→ GIVEN DATA:
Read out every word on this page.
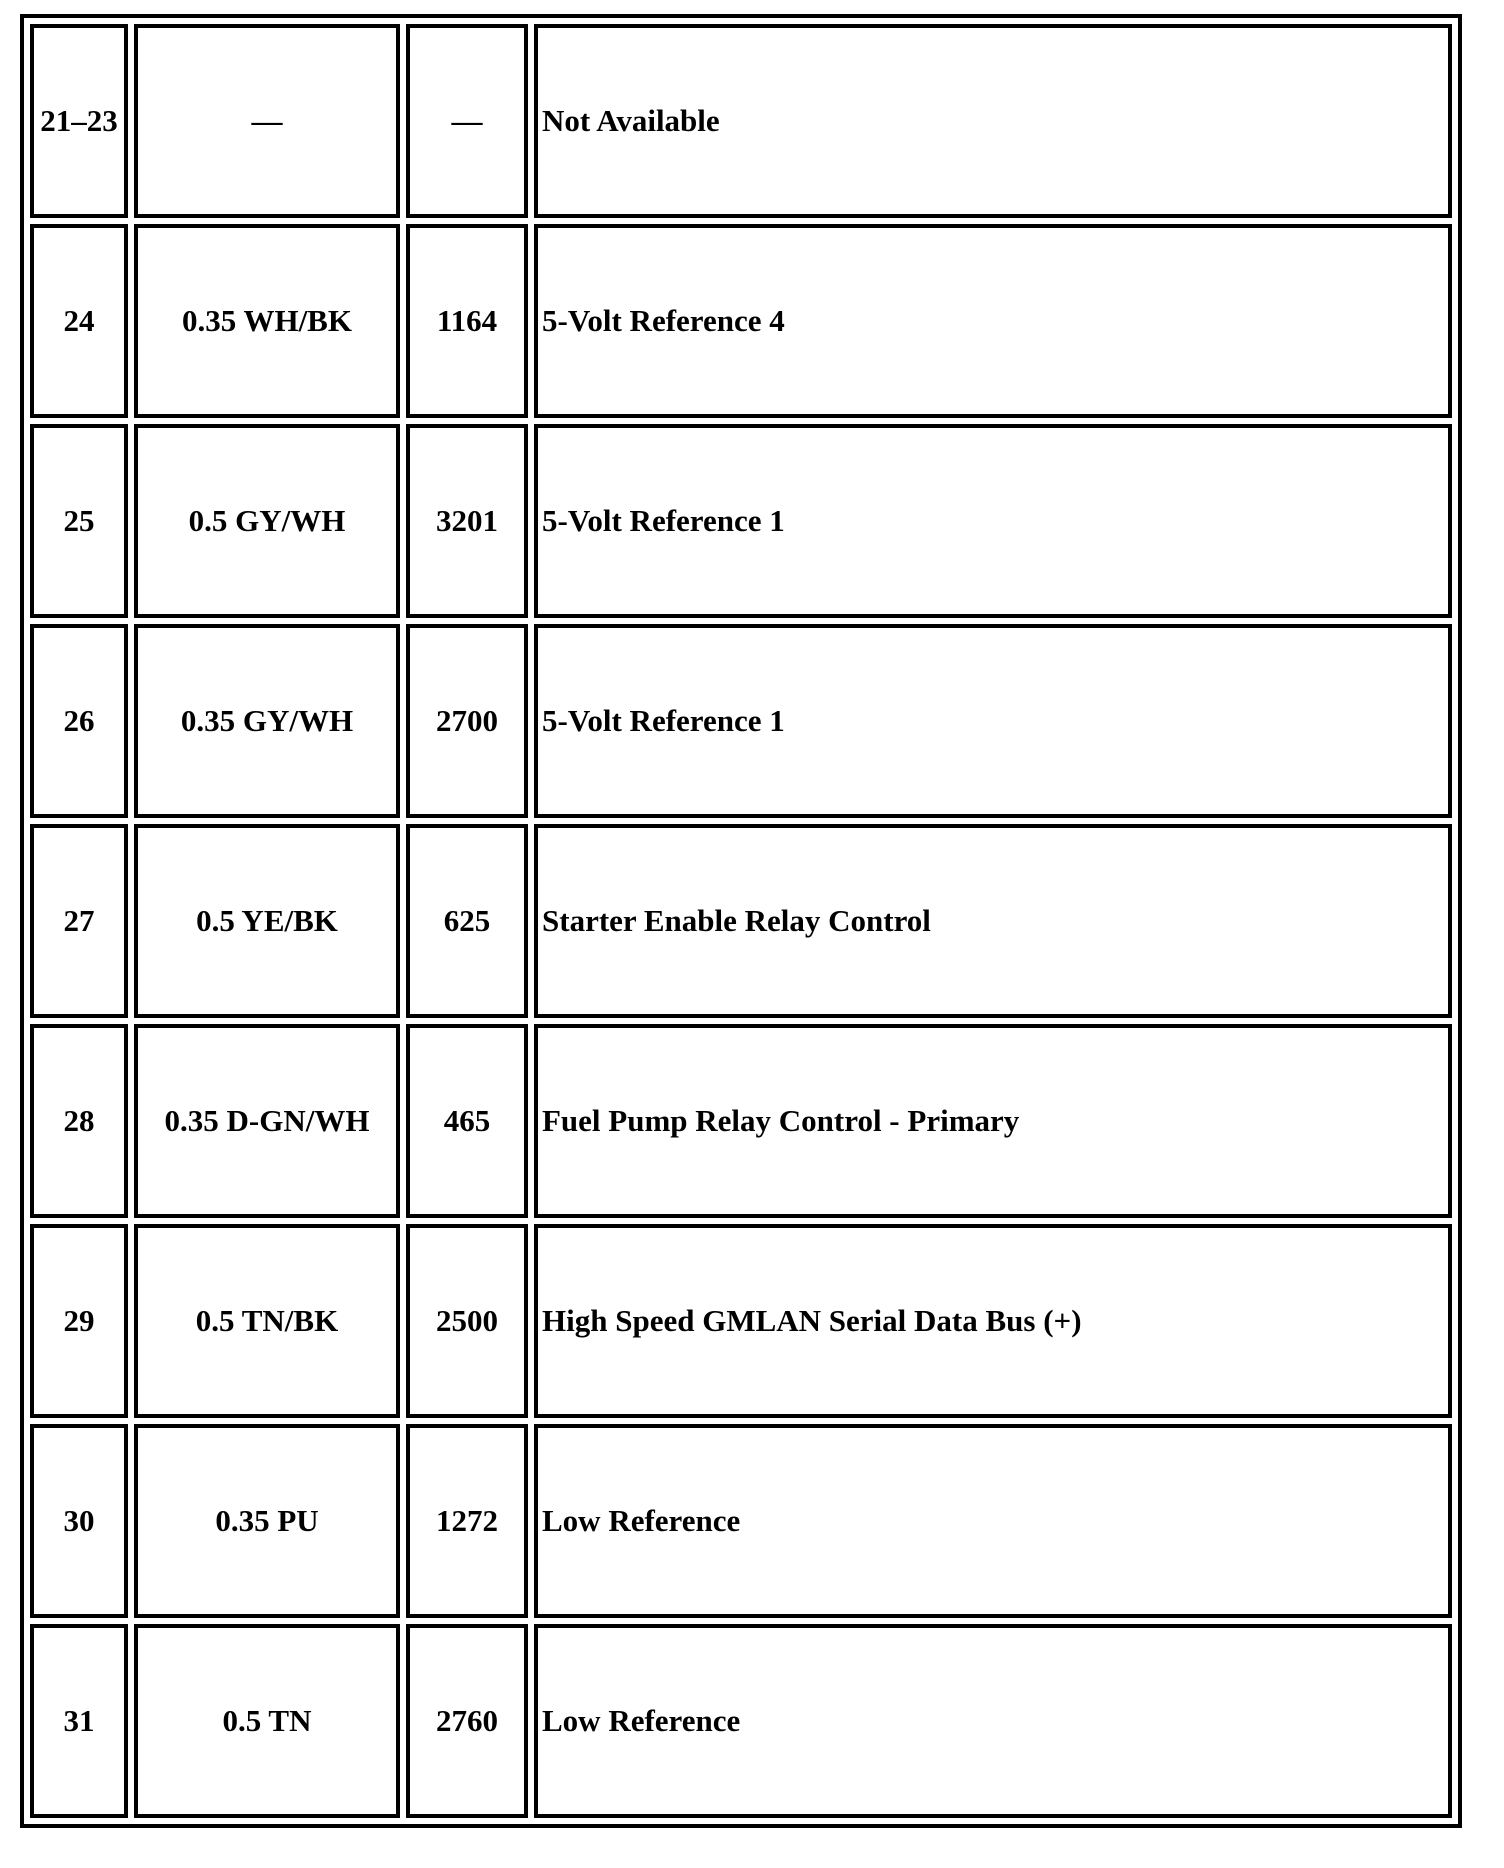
21–23	—	—	Not Available
24	0.35 WH/BK	1164	5-Volt Reference 4
25	0.5 GY/WH	3201	5-Volt Reference 1
26	0.35 GY/WH	2700	5-Volt Reference 1
27	0.5 YE/BK	625	Starter Enable Relay Control
28	0.35 D-GN/WH	465	Fuel Pump Relay Control - Primary
29	0.5 TN/BK	2500	High Speed GMLAN Serial Data Bus (+)
30	0.35 PU	1272	Low Reference
31	0.5 TN	2760	Low Reference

→ TO BE DONE: Scan the material for lines with the word "Volt", and copy each line you find.

→ FINAL ANSWER:
24	0.35 WH/BK	1164	5-Volt Reference 4
25	0.5 GY/WH	3201	5-Volt Reference 1
26	0.35 GY/WH	2700	5-Volt Reference 1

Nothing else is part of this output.